§ WHAT YOU HAVE TO DO
Set down every record once more, exactly as given.

§ EXTRACTED DATA

■ ■ ■ ■

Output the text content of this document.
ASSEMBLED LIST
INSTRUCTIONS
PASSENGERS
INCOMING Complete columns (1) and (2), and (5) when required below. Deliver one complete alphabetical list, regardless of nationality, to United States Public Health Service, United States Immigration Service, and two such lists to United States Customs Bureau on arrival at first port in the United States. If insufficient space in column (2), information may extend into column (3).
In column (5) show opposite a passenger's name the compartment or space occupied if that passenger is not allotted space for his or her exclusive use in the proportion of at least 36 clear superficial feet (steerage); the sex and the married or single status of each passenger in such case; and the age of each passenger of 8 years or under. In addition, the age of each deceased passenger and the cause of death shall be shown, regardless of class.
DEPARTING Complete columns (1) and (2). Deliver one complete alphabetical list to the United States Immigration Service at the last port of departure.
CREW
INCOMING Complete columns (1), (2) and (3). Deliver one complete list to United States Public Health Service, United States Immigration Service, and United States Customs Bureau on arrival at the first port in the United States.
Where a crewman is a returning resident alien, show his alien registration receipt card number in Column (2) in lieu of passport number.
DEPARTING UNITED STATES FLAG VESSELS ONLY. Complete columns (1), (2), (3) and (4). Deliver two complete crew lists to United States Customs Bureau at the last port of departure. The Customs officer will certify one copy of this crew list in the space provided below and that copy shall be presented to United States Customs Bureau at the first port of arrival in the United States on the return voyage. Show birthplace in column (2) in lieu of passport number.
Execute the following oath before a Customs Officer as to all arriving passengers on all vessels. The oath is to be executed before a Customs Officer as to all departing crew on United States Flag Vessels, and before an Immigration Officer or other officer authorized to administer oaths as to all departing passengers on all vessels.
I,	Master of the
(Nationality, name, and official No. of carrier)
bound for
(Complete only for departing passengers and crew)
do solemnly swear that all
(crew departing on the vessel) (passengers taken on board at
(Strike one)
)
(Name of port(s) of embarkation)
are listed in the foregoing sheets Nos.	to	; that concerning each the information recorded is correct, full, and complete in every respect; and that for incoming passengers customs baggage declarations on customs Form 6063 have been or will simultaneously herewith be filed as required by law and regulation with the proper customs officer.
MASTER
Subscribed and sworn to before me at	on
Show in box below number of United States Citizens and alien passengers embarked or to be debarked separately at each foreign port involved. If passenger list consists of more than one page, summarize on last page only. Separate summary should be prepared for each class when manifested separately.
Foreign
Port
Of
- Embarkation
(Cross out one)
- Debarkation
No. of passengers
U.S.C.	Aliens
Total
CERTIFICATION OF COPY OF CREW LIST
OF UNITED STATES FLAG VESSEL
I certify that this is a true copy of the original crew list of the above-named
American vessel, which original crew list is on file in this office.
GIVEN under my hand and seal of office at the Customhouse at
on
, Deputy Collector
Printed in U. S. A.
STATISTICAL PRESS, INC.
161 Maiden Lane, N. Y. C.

■ ■ ■ ■

§ EXERCISE RESPONSE
Output the text content of this document.
ASSEMBLED LIST
INSTRUCTIONS
PASSENGERS
INCOMING Complete columns (1) and (2), and (5) when required below. Deliver one complete alphabetical list, regardless of nationality, to United States Public Health Service, United States Immigration Service, and two such lists to United States Customs Bureau on arrival at first port in the United States. If insufficient space in column (2), information may extend into column (3).
In column (5) show opposite a passenger's name the compartment or space occupied if that passenger is not allotted space for his or her exclusive use in the proportion of at least 36 clear superficial feet (steerage); the sex and the married or single status of each passenger in such case; and the age of each passenger of 8 years or under. In addition, the age of each deceased passenger and the cause of death shall be shown, regardless of class.
DEPARTING Complete columns (1) and (2). Deliver one complete alphabetical list to the United States Immigration Service at the last port of departure.
CREW
INCOMING Complete columns (1), (2) and (3). Deliver one complete list to United States Public Health Service, United States Immigration Service, and United States Customs Bureau on arrival at the first port in the United States.
Where a crewman is a returning resident alien, show his alien registration receipt card number in Column (2) in lieu of passport number.
DEPARTING UNITED STATES FLAG VESSELS ONLY. Complete columns (1), (2), (3) and (4). Deliver two complete crew lists to United States Customs Bureau at the last port of departure. The Customs officer will certify one copy of this crew list in the space provided below and that copy shall be presented to United States Customs Bureau at the first port of arrival in the United States on the return voyage. Show birthplace in column (2) in lieu of passport number.
Execute the following oath before a Customs Officer as to all arriving passengers on all vessels. The oath is to be executed before a Customs Officer as to all departing crew on United States Flag Vessels, and before an Immigration Officer or other officer authorized to administer oaths as to all departing passengers on all vessels.
I,	Master of the
(Nationality, name, and official No. of carrier)
bound for
(Complete only for departing passengers and crew)
do solemnly swear that all
(crew departing on the vessel) (passengers taken on board at
(Strike one)
)
(Name of port(s) of embarkation)
are listed in the foregoing sheets Nos.	to	; that concerning each the information recorded is correct, full, and complete in every respect; and that for incoming passengers customs baggage declarations on customs Form 6063 have been or will simultaneously herewith be filed as required by law and regulation with the proper customs officer.
MASTER
Subscribed and sworn to before me at	on
Show in box below number of United States Citizens and alien passengers embarked or to be debarked separately at each foreign port involved. If passenger list consists of more than one page, summarize on last page only. Separate summary should be prepared for each class when manifested separately.
Foreign
Port
Of
- Embarkation
(Cross out one)
- Debarkation
No. of passengers
U.S.C.	Aliens
Total
CERTIFICATION OF COPY OF CREW LIST
OF UNITED STATES FLAG VESSEL
I certify that this is a true copy of the original crew list of the above-named
American vessel, which original crew list is on file in this office.
GIVEN under my hand and seal of office at the Customhouse at
on
, Deputy Collector
Printed in U. S. A.
STATISTICAL PRESS, INC.
161 Maiden Lane, N. Y. C.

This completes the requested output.